Data section:
┌──

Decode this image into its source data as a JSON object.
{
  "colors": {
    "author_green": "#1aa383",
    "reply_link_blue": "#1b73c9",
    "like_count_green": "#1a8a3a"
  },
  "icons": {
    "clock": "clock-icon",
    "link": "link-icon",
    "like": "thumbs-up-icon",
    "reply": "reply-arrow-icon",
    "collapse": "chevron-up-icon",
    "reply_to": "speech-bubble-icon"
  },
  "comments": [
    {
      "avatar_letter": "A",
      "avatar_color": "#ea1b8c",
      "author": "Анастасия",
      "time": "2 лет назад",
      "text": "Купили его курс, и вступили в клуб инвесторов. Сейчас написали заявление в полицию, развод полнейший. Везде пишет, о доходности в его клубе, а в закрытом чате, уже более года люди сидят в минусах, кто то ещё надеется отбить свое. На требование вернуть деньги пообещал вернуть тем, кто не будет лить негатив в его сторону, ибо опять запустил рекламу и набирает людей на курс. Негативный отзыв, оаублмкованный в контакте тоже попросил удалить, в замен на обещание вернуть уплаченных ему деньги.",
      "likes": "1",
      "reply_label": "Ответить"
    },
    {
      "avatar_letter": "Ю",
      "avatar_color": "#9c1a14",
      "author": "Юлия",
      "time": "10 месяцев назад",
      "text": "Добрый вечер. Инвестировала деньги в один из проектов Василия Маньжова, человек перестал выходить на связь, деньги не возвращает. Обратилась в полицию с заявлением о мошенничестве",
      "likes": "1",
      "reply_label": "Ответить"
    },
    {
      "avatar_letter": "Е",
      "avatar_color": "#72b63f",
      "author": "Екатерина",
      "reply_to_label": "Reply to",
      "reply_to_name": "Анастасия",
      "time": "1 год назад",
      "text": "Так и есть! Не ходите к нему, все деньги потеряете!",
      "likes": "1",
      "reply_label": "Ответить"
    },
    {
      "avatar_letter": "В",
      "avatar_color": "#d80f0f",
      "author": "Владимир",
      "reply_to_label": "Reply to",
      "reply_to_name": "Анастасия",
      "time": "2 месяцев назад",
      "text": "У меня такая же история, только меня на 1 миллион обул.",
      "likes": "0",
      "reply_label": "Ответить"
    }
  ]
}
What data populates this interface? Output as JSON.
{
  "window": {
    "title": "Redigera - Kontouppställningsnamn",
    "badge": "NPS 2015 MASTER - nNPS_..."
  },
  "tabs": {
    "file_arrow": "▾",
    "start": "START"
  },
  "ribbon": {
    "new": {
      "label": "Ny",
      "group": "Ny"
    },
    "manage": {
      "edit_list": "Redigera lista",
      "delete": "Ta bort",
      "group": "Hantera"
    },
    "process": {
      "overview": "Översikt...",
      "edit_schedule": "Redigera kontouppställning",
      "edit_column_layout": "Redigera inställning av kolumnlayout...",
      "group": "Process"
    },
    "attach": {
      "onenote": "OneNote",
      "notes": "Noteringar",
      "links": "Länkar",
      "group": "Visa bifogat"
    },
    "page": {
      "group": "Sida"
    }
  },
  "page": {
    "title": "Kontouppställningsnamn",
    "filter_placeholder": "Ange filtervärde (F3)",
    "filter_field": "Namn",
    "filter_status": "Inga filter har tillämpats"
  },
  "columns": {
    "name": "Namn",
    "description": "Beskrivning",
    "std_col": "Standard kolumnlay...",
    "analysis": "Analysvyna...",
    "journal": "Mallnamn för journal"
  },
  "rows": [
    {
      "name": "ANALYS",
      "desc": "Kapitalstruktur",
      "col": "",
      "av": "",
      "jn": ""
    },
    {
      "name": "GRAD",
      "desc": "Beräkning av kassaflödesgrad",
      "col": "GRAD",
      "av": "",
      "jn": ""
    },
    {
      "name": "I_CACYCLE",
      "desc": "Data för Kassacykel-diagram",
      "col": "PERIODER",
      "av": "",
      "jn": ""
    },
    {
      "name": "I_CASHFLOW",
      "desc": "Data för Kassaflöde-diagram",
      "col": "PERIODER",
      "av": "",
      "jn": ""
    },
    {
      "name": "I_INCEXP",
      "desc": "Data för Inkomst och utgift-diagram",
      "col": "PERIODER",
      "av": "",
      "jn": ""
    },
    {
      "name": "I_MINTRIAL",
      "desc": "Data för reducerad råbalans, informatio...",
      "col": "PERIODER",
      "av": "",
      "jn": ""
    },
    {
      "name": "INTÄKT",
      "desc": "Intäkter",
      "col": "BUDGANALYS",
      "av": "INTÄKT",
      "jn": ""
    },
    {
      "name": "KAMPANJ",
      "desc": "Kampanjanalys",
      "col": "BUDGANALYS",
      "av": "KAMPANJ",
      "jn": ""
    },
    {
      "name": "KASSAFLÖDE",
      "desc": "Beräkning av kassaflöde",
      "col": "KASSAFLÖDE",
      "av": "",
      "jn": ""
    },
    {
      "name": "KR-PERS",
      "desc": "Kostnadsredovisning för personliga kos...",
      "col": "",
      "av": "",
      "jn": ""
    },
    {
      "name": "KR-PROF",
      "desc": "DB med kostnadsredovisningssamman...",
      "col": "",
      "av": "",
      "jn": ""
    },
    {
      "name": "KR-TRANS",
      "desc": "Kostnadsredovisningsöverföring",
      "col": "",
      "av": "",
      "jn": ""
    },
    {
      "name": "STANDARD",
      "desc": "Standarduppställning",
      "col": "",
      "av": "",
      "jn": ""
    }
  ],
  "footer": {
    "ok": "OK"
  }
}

└──

Request:
Copy out each record, keeping every word as it is.

Result of this exercise:
Decode this image into its source data as a JSON object.
{
  "colors": {
    "author_green": "#1aa383",
    "reply_link_blue": "#1b73c9",
    "like_count_green": "#1a8a3a"
  },
  "icons": {
    "clock": "clock-icon",
    "link": "link-icon",
    "like": "thumbs-up-icon",
    "reply": "reply-arrow-icon",
    "collapse": "chevron-up-icon",
    "reply_to": "speech-bubble-icon"
  },
  "comments": [
    {
      "avatar_letter": "A",
      "avatar_color": "#ea1b8c",
      "author": "Анастасия",
      "time": "2 лет назад",
      "text": "Купили его курс, и вступили в клуб инвесторов. Сейчас написали заявление в полицию, развод полнейший. Везде пишет, о доходности в его клубе, а в закрытом чате, уже более года люди сидят в минусах, кто то ещё надеется отбить свое. На требование вернуть деньги пообещал вернуть тем, кто не будет лить негатив в его сторону, ибо опять запустил рекламу и набирает людей на курс. Негативный отзыв, оаублмкованный в контакте тоже попросил удалить, в замен на обещание вернуть уплаченных ему деньги.",
      "likes": "1",
      "reply_label": "Ответить"
    },
    {
      "avatar_letter": "Ю",
      "avatar_color": "#9c1a14",
      "author": "Юлия",
      "time": "10 месяцев назад",
      "text": "Добрый вечер. Инвестировала деньги в один из проектов Василия Маньжова, человек перестал выходить на связь, деньги не возвращает. Обратилась в полицию с заявлением о мошенничестве",
      "likes": "1",
      "reply_label": "Ответить"
    },
    {
      "avatar_letter": "Е",
      "avatar_color": "#72b63f",
      "author": "Екатерина",
      "reply_to_label": "Reply to",
      "reply_to_name": "Анастасия",
      "time": "1 год назад",
      "text": "Так и есть! Не ходите к нему, все деньги потеряете!",
      "likes": "1",
      "reply_label": "Ответить"
    },
    {
      "avatar_letter": "В",
      "avatar_color": "#d80f0f",
      "author": "Владимир",
      "reply_to_label": "Reply to",
      "reply_to_name": "Анастасия",
      "time": "2 месяцев назад",
      "text": "У меня такая же история, только меня на 1 миллион обул.",
      "likes": "0",
      "reply_label": "Ответить"
    }
  ]
}
What data populates this interface? Output as JSON.
{
  "window": {
    "title": "Redigera - Kontouppställningsnamn",
    "badge": "NPS 2015 MASTER - nNPS_..."
  },
  "tabs": {
    "file_arrow": "▾",
    "start": "START"
  },
  "ribbon": {
    "new": {
      "label": "Ny",
      "group": "Ny"
    },
    "manage": {
      "edit_list": "Redigera lista",
      "delete": "Ta bort",
      "group": "Hantera"
    },
    "process": {
      "overview": "Översikt...",
      "edit_schedule": "Redigera kontouppställning",
      "edit_column_layout": "Redigera inställning av kolumnlayout...",
      "group": "Process"
    },
    "attach": {
      "onenote": "OneNote",
      "notes": "Noteringar",
      "links": "Länkar",
      "group": "Visa bifogat"
    },
    "page": {
      "group": "Sida"
    }
  },
  "page": {
    "title": "Kontouppställningsnamn",
    "filter_placeholder": "Ange filtervärde (F3)",
    "filter_field": "Namn",
    "filter_status": "Inga filter har tillämpats"
  },
  "columns": {
    "name": "Namn",
    "description": "Beskrivning",
    "std_col": "Standard kolumnlay...",
    "analysis": "Analysvyna...",
    "journal": "Mallnamn för journal"
  },
  "rows": [
    {
      "name": "ANALYS",
      "desc": "Kapitalstruktur",
      "col": "",
      "av": "",
      "jn": ""
    },
    {
      "name": "GRAD",
      "desc": "Beräkning av kassaflödesgrad",
      "col": "GRAD",
      "av": "",
      "jn": ""
    },
    {
      "name": "I_CACYCLE",
      "desc": "Data för Kassacykel-diagram",
      "col": "PERIODER",
      "av": "",
      "jn": ""
    },
    {
      "name": "I_CASHFLOW",
      "desc": "Data för Kassaflöde-diagram",
      "col": "PERIODER",
      "av": "",
      "jn": ""
    },
    {
      "name": "I_INCEXP",
      "desc": "Data för Inkomst och utgift-diagram",
      "col": "PERIODER",
      "av": "",
      "jn": ""
    },
    {
      "name": "I_MINTRIAL",
      "desc": "Data för reducerad råbalans, informatio...",
      "col": "PERIODER",
      "av": "",
      "jn": ""
    },
    {
      "name": "INTÄKT",
      "desc": "Intäkter",
      "col": "BUDGANALYS",
      "av": "INTÄKT",
      "jn": ""
    },
    {
      "name": "KAMPANJ",
      "desc": "Kampanjanalys",
      "col": "BUDGANALYS",
      "av": "KAMPANJ",
      "jn": ""
    },
    {
      "name": "KASSAFLÖDE",
      "desc": "Beräkning av kassaflöde",
      "col": "KASSAFLÖDE",
      "av": "",
      "jn": ""
    },
    {
      "name": "KR-PERS",
      "desc": "Kostnadsredovisning för personliga kos...",
      "col": "",
      "av": "",
      "jn": ""
    },
    {
      "name": "KR-PROF",
      "desc": "DB med kostnadsredovisningssamman...",
      "col": "",
      "av": "",
      "jn": ""
    },
    {
      "name": "KR-TRANS",
      "desc": "Kostnadsredovisningsöverföring",
      "col": "",
      "av": "",
      "jn": ""
    },
    {
      "name": "STANDARD",
      "desc": "Standarduppställning",
      "col": "",
      "av": "",
      "jn": ""
    }
  ],
  "footer": {
    "ok": "OK"
  }
}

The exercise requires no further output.